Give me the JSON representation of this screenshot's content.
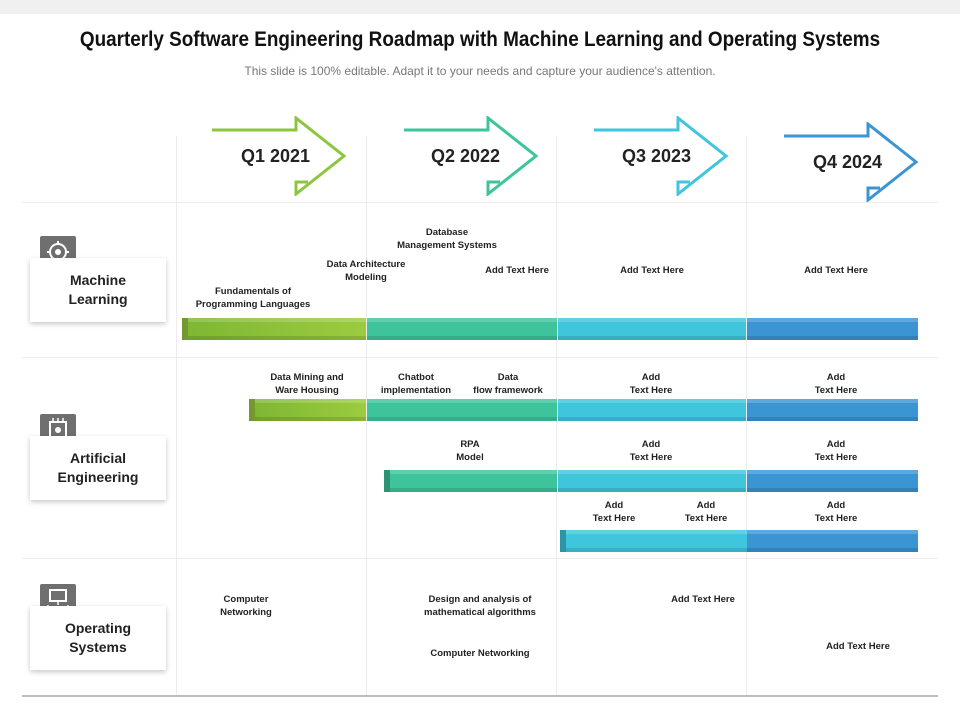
{
  "header": {
    "title": "Quarterly Software Engineering Roadmap with Machine Learning and Operating Systems",
    "subtitle": "This slide is 100% editable. Adapt it to your needs and capture your audience's attention."
  },
  "quarters": [
    "Q1 2021",
    "Q2 2022",
    "Q3 2023",
    "Q4 2024"
  ],
  "colors": {
    "q1": "#8cc63f",
    "q2": "#3ec49b",
    "q3": "#3fc6dc",
    "q4": "#3b95d3",
    "icon": "#6f6f6f"
  },
  "rows": {
    "ml": {
      "label": "Machine\nLearning",
      "icon": "brain-gear-icon",
      "items": [
        "Database\nManagement Systems",
        "Data Architecture\nModeling",
        "Add Text Here",
        "Fundamentals of\nProgramming Languages",
        "Add Text Here",
        "Add Text Here"
      ]
    },
    "ai": {
      "label": "Artificial\nEngineering",
      "icon": "chip-gear-icon",
      "items": [
        "Data Mining and\nWare Housing",
        "Chatbot\nimplementation",
        "Data\nflow framework",
        "Add\nText Here",
        "Add\nText Here",
        "RPA\nModel",
        "Add\nText Here",
        "Add\nText Here",
        "Add\nText Here",
        "Add\nText Here",
        "Add\nText Here"
      ]
    },
    "os": {
      "label": "Operating\nSystems",
      "icon": "computer-network-icon",
      "items": [
        "Computer\nNetworking",
        "Design and analysis of\nmathematical  algorithms",
        "Add Text Here",
        "Computer Networking",
        "Add Text Here"
      ]
    }
  }
}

Do this
Extract all the entries word for word; omit any pictures.

Correct output
Give me the JSON representation of this screenshot's content.
{
  "header": {
    "title": "Quarterly Software Engineering Roadmap with Machine Learning and Operating Systems",
    "subtitle": "This slide is 100% editable. Adapt it to your needs and capture your audience's attention."
  },
  "quarters": [
    "Q1 2021",
    "Q2 2022",
    "Q3 2023",
    "Q4 2024"
  ],
  "colors": {
    "q1": "#8cc63f",
    "q2": "#3ec49b",
    "q3": "#3fc6dc",
    "q4": "#3b95d3",
    "icon": "#6f6f6f"
  },
  "rows": {
    "ml": {
      "label": "Machine\nLearning",
      "icon": "brain-gear-icon",
      "items": [
        "Database\nManagement Systems",
        "Data Architecture\nModeling",
        "Add Text Here",
        "Fundamentals of\nProgramming Languages",
        "Add Text Here",
        "Add Text Here"
      ]
    },
    "ai": {
      "label": "Artificial\nEngineering",
      "icon": "chip-gear-icon",
      "items": [
        "Data Mining and\nWare Housing",
        "Chatbot\nimplementation",
        "Data\nflow framework",
        "Add\nText Here",
        "Add\nText Here",
        "RPA\nModel",
        "Add\nText Here",
        "Add\nText Here",
        "Add\nText Here",
        "Add\nText Here",
        "Add\nText Here"
      ]
    },
    "os": {
      "label": "Operating\nSystems",
      "icon": "computer-network-icon",
      "items": [
        "Computer\nNetworking",
        "Design and analysis of\nmathematical  algorithms",
        "Add Text Here",
        "Computer Networking",
        "Add Text Here"
      ]
    }
  }
}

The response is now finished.